* Your instructions *
Go through the entries below and count the lines holding the word "What". Reply with only the number, please.

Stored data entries
*-*-*
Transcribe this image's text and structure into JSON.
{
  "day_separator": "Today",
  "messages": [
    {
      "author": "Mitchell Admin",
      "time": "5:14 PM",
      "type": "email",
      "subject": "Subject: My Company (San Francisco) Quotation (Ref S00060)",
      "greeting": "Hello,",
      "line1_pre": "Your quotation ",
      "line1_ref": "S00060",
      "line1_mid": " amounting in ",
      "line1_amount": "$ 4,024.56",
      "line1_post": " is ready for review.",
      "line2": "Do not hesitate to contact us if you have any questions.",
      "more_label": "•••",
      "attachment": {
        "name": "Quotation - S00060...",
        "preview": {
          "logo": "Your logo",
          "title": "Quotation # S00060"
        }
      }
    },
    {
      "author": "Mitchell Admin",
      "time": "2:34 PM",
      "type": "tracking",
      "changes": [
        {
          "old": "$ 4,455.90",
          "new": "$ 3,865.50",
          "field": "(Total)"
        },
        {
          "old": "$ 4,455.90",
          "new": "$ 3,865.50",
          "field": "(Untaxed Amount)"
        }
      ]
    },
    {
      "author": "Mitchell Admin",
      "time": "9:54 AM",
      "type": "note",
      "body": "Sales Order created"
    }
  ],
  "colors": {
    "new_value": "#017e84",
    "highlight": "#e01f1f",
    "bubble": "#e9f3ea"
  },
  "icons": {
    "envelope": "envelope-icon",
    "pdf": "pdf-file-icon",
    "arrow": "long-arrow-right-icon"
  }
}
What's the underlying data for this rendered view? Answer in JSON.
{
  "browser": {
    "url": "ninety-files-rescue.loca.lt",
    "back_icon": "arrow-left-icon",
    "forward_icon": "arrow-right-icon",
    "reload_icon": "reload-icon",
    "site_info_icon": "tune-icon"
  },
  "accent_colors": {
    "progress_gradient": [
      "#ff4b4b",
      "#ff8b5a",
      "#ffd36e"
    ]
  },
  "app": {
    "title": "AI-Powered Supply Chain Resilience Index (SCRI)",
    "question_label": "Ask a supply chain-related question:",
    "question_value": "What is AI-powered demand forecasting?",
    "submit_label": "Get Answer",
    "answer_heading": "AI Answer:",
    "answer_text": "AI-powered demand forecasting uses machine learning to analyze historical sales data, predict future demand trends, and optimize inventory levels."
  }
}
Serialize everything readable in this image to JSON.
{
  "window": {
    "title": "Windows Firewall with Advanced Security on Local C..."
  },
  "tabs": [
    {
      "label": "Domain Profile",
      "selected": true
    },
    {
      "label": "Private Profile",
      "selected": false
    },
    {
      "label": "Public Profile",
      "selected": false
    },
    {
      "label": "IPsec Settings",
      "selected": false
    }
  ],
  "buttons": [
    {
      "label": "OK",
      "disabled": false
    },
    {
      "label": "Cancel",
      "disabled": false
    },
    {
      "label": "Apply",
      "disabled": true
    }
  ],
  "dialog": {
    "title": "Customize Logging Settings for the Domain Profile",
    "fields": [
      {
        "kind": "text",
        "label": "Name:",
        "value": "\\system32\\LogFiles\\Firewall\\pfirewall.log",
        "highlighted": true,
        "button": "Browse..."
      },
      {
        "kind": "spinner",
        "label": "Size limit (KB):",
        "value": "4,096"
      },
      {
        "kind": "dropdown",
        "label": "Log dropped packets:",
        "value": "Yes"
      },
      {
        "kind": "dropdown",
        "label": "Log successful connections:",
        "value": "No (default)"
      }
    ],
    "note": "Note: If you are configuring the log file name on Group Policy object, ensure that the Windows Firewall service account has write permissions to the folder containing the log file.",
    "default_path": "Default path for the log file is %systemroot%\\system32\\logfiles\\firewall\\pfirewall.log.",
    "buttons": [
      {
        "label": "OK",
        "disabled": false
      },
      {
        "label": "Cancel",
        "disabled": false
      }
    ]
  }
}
*-*-*
* Solved problem *
2